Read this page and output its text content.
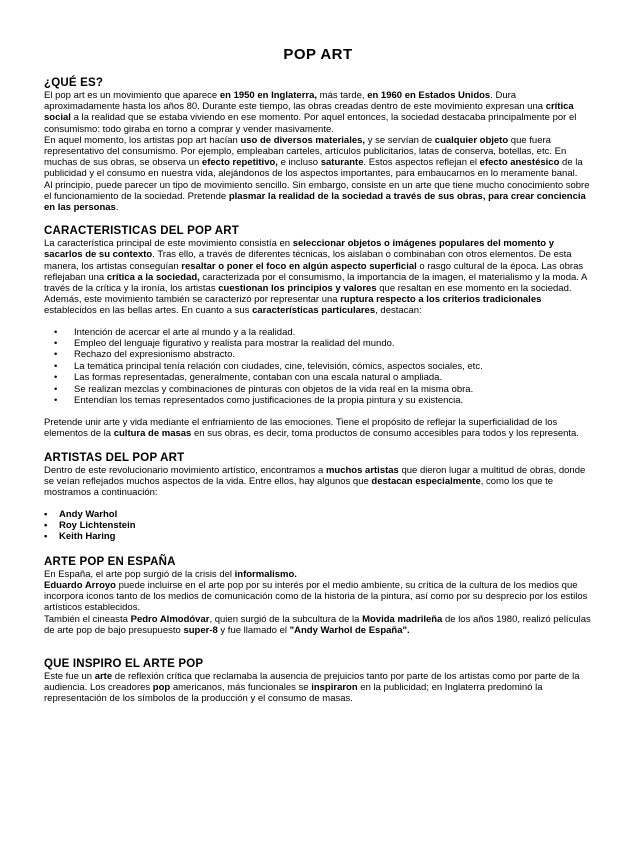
POP ART
¿QUÉ ES?

El pop art es un movimiento que aparece en 1950 en Inglaterra, más tarde, en 1960 en Estados Unidos. Dura aproximadamente hasta los años 80. Durante este tiempo, las obras creadas dentro de este movimiento expresan una crítica social a la realidad que se estaba viviendo en ese momento. Por aquel entonces, la sociedad destacaba principalmente por el consumismo: todo giraba en torno a comprar y vender masivamente.

En aquel momento, los artistas pop art hacían uso de diversos materiales, y se servían de cualquier objeto que fuera representativo del consumismo. Por ejemplo, empleaban carteles, artículos publicitarios, latas de conserva, botellas, etc. En muchas de sus obras, se observa un efecto repetitivo, e incluso saturante. Estos aspectos reflejan el efecto anestésico de la publicidad y el consumo en nuestra vida, alejándonos de los aspectos importantes, para embaucarnos en lo meramente banal.

Al principio, puede parecer un tipo de movimiento sencillo. Sin embargo, consiste en un arte que tiene mucho conocimiento sobre el funcionamiento de la sociedad. Pretende plasmar la realidad de la sociedad a través de sus obras, para crear conciencia en las personas.

CARACTERISTICAS DEL POP ART

La característica principal de este movimiento consistía en seleccionar objetos o imágenes populares del momento y sacarlos de su contexto. Tras ello, a través de diferentes técnicas, los aislaban o combinaban con otros elementos. De esta manera, los artistas conseguían resaltar o poner el foco en algún aspecto superficial o rasgo cultural de la época. Las obras reflejaban una crítica a la sociedad, caracterizada por el consumismo, la importancia de la imagen, el materialismo y la moda. A través de la crítica y la ironía, los artistas cuestionan los principios y valores que resaltan en ese momento en la sociedad.

Además, este movimiento también se caracterizó por representar una ruptura respecto a los criterios tradicionales establecidos en las bellas artes. En cuanto a sus características particulares, destacan:

• Intención de acercar el arte al mundo y a la realidad.
• Empleo del lenguaje figurativo y realista para mostrar la realidad del mundo.
• Rechazo del expresionismo abstracto.
• La temática principal tenía relación con ciudades, cine, televisión, cómics, aspectos sociales, etc.
• Las formas representadas, generalmente, contaban con una escala natural o ampliada.
• Se realizan mezclas y combinaciones de pinturas con objetos de la vida real en la misma obra.
• Entendían los temas representados como justificaciones de la propia pintura y su existencia.

Pretende unir arte y vida mediante el enfriamiento de las emociones. Tiene el propósito de reflejar la superficialidad de los elementos de la cultura de masas en sus obras, es decir, toma productos de consumo accesibles para todos y los representa.

ARTISTAS DEL POP ART

Dentro de este revolucionario movimiento artístico, encontramos a muchos artistas que dieron lugar a multitud de obras, donde se veían reflejados muchos aspectos de la vida. Entre ellos, hay algunos que destacan especialmente, como los que te mostramos a continuación:

• Andy Warhol
• Roy Lichtenstein
• Keith Haring
ARTE POP EN ESPAÑA

En España, el arte pop surgió de la crisis del informalismo.

Eduardo Arroyo puede incluirse en el arte pop por su interés por el medio ambiente, su crítica de la cultura de los medios que incorpora iconos tanto de los medios de comunicación como de la historia de la pintura, así como por su desprecio por los estilos artísticos establecidos.

También el cineasta Pedro Almodóvar, quien surgió de la subcultura de la Movida madrileña de los años 1980, realizó películas de arte pop de bajo presupuesto super-8 y fue llamado el "Andy Warhol de España".

QUE INSPIRO EL ARTE POP

Este fue un arte de reflexión crítica que reclamaba la ausencia de prejuicios tanto por parte de los artistas como por parte de la audiencia. Los creadores pop americanos, más funcionales se inspiraron en la publicidad; en Inglaterra predominó la representación de los símbolos de la producción y el consumo de masas.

_Exercise_. Print the full listing again exactly, and drop every image from it.

_Response for this exercise_.
Read this page and output its text content.
POP ART
¿QUÉ ES?

El pop art es un movimiento que aparece en 1950 en Inglaterra, más tarde, en 1960 en Estados Unidos. Dura aproximadamente hasta los años 80. Durante este tiempo, las obras creadas dentro de este movimiento expresan una crítica social a la realidad que se estaba viviendo en ese momento. Por aquel entonces, la sociedad destacaba principalmente por el consumismo: todo giraba en torno a comprar y vender masivamente.

En aquel momento, los artistas pop art hacían uso de diversos materiales, y se servían de cualquier objeto que fuera representativo del consumismo. Por ejemplo, empleaban carteles, artículos publicitarios, latas de conserva, botellas, etc. En muchas de sus obras, se observa un efecto repetitivo, e incluso saturante. Estos aspectos reflejan el efecto anestésico de la publicidad y el consumo en nuestra vida, alejándonos de los aspectos importantes, para embaucarnos en lo meramente banal.

Al principio, puede parecer un tipo de movimiento sencillo. Sin embargo, consiste en un arte que tiene mucho conocimiento sobre el funcionamiento de la sociedad. Pretende plasmar la realidad de la sociedad a través de sus obras, para crear conciencia en las personas.

CARACTERISTICAS DEL POP ART

La característica principal de este movimiento consistía en seleccionar objetos o imágenes populares del momento y sacarlos de su contexto. Tras ello, a través de diferentes técnicas, los aislaban o combinaban con otros elementos. De esta manera, los artistas conseguían resaltar o poner el foco en algún aspecto superficial o rasgo cultural de la época. Las obras reflejaban una crítica a la sociedad, caracterizada por el consumismo, la importancia de la imagen, el materialismo y la moda. A través de la crítica y la ironía, los artistas cuestionan los principios y valores que resaltan en ese momento en la sociedad.

Además, este movimiento también se caracterizó por representar una ruptura respecto a los criterios tradicionales establecidos en las bellas artes. En cuanto a sus características particulares, destacan:

• Intención de acercar el arte al mundo y a la realidad.
• Empleo del lenguaje figurativo y realista para mostrar la realidad del mundo.
• Rechazo del expresionismo abstracto.
• La temática principal tenía relación con ciudades, cine, televisión, cómics, aspectos sociales, etc.
• Las formas representadas, generalmente, contaban con una escala natural o ampliada.
• Se realizan mezclas y combinaciones de pinturas con objetos de la vida real en la misma obra.
• Entendían los temas representados como justificaciones de la propia pintura y su existencia.

Pretende unir arte y vida mediante el enfriamiento de las emociones. Tiene el propósito de reflejar la superficialidad de los elementos de la cultura de masas en sus obras, es decir, toma productos de consumo accesibles para todos y los representa.

ARTISTAS DEL POP ART

Dentro de este revolucionario movimiento artístico, encontramos a muchos artistas que dieron lugar a multitud de obras, donde se veían reflejados muchos aspectos de la vida. Entre ellos, hay algunos que destacan especialmente, como los que te mostramos a continuación:

• Andy Warhol
• Roy Lichtenstein
• Keith Haring
ARTE POP EN ESPAÑA

En España, el arte pop surgió de la crisis del informalismo.

Eduardo Arroyo puede incluirse en el arte pop por su interés por el medio ambiente, su crítica de la cultura de los medios que incorpora iconos tanto de los medios de comunicación como de la historia de la pintura, así como por su desprecio por los estilos artísticos establecidos.

También el cineasta Pedro Almodóvar, quien surgió de la subcultura de la Movida madrileña de los años 1980, realizó películas de arte pop de bajo presupuesto super-8 y fue llamado el "Andy Warhol de España".

QUE INSPIRO EL ARTE POP

Este fue un arte de reflexión crítica que reclamaba la ausencia de prejuicios tanto por parte de los artistas como por parte de la audiencia. Los creadores pop americanos, más funcionales se inspiraron en la publicidad; en Inglaterra predominó la representación de los símbolos de la producción y el consumo de masas.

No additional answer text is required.